◆ THE REQUEST: Go through the listing and return every line with "title" in it.

RECORDS SUPPLIED start

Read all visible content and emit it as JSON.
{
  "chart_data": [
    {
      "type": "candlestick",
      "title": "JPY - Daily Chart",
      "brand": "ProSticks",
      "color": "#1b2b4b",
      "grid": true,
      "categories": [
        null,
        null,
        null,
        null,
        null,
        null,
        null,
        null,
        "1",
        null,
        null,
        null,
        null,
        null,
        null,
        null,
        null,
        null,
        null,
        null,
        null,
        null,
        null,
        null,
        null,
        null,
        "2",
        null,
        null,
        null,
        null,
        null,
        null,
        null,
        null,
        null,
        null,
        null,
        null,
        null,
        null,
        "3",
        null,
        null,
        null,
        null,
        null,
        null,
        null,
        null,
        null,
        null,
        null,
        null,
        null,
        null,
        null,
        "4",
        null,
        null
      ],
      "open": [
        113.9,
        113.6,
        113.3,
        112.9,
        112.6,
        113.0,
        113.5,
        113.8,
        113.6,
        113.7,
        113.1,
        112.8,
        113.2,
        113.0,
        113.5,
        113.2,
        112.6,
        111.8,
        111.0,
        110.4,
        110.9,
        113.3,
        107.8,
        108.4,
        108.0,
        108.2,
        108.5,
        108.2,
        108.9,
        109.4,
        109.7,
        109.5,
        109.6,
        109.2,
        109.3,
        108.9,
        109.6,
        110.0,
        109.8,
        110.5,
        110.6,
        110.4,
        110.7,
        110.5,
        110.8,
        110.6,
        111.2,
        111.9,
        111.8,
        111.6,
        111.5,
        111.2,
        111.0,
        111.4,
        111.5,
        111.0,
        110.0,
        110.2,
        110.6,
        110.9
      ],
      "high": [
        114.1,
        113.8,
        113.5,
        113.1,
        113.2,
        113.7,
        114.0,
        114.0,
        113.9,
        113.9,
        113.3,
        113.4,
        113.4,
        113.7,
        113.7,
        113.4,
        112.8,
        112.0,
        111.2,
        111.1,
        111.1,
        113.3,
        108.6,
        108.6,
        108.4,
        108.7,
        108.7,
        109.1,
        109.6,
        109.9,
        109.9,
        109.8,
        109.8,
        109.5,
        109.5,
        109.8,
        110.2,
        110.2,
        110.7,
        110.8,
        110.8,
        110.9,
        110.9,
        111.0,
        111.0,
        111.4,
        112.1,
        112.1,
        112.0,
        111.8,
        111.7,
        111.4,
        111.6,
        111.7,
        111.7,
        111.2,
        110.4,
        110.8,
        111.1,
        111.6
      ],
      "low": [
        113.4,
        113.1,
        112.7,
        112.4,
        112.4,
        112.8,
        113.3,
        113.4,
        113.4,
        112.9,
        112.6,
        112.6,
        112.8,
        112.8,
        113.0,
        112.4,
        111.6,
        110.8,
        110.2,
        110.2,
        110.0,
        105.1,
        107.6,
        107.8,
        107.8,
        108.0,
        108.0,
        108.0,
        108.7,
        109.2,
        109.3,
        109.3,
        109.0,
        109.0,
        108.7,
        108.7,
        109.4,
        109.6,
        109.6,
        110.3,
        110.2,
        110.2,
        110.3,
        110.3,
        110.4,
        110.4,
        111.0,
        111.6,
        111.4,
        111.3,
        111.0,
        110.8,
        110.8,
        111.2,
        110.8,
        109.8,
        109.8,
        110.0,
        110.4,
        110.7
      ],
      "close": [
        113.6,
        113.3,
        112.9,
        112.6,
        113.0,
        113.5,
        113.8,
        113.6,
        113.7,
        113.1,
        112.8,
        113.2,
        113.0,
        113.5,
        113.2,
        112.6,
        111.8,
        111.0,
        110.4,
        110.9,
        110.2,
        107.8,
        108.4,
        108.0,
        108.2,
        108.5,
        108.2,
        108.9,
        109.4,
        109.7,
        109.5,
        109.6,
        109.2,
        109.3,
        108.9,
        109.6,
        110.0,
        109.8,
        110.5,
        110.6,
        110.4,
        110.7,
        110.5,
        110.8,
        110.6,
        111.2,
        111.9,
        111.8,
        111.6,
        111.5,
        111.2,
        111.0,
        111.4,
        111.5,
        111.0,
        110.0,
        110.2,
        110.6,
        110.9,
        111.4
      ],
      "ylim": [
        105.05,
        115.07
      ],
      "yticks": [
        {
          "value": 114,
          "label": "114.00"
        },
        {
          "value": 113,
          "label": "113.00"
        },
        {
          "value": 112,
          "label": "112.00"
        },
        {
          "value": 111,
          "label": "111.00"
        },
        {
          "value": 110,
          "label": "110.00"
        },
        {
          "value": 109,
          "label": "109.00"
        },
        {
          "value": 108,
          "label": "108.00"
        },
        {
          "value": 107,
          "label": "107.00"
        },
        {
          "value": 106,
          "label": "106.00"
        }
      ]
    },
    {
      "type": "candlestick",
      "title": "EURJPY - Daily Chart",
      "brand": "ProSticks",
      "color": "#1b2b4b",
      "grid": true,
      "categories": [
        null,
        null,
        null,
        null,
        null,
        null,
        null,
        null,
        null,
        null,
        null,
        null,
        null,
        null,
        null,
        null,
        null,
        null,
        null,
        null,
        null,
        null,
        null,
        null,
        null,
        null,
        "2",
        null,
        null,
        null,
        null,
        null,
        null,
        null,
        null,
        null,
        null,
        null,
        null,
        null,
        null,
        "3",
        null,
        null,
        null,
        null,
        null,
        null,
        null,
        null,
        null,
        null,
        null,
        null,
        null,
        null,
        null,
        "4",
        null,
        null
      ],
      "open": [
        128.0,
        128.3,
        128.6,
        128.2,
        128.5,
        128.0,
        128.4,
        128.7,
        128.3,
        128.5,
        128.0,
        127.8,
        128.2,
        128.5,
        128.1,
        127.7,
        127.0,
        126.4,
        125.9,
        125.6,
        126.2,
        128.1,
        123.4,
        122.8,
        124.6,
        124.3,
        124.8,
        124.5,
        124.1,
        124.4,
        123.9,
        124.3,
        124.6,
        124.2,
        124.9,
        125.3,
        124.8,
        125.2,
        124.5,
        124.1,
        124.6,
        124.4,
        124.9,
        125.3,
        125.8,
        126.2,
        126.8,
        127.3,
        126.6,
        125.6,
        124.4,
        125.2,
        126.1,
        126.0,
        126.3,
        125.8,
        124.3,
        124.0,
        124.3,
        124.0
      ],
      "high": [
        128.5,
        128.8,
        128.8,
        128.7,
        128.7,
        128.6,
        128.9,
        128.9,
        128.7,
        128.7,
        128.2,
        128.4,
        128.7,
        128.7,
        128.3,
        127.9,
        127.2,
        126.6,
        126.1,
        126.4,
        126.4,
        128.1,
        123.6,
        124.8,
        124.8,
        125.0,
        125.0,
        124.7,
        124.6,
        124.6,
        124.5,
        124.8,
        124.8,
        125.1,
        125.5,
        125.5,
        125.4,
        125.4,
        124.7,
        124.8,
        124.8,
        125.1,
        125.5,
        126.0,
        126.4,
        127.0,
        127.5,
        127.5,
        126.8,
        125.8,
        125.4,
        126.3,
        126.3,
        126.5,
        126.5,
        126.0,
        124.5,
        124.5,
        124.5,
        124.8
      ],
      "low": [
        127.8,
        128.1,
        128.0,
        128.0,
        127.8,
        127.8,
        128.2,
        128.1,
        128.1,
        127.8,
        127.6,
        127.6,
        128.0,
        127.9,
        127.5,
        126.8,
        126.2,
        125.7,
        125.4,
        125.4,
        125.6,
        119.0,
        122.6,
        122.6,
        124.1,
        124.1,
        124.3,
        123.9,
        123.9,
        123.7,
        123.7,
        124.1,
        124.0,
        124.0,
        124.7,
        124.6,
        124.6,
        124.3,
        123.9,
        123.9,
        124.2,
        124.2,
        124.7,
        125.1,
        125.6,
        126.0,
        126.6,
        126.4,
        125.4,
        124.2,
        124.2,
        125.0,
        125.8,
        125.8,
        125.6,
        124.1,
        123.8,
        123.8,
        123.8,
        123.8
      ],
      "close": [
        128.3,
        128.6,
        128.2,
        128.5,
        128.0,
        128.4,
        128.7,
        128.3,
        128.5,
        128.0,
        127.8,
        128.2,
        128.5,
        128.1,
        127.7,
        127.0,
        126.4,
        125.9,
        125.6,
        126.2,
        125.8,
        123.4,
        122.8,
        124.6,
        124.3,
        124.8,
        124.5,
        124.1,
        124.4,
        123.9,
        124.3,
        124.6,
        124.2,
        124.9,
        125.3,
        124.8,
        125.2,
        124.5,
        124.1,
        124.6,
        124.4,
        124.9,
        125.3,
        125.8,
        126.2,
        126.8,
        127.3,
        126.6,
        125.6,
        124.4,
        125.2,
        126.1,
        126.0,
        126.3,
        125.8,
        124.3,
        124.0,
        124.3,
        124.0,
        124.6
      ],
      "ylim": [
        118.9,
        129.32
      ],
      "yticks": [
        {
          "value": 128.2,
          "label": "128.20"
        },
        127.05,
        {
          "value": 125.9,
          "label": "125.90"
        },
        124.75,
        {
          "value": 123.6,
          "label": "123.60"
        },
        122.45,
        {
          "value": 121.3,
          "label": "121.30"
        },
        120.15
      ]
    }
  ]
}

RECORDS SUPPLIED end

◆ FINISHED ANSWER:
      "title": "JPY - Daily Chart",
      "title": "EURJPY - Daily Chart",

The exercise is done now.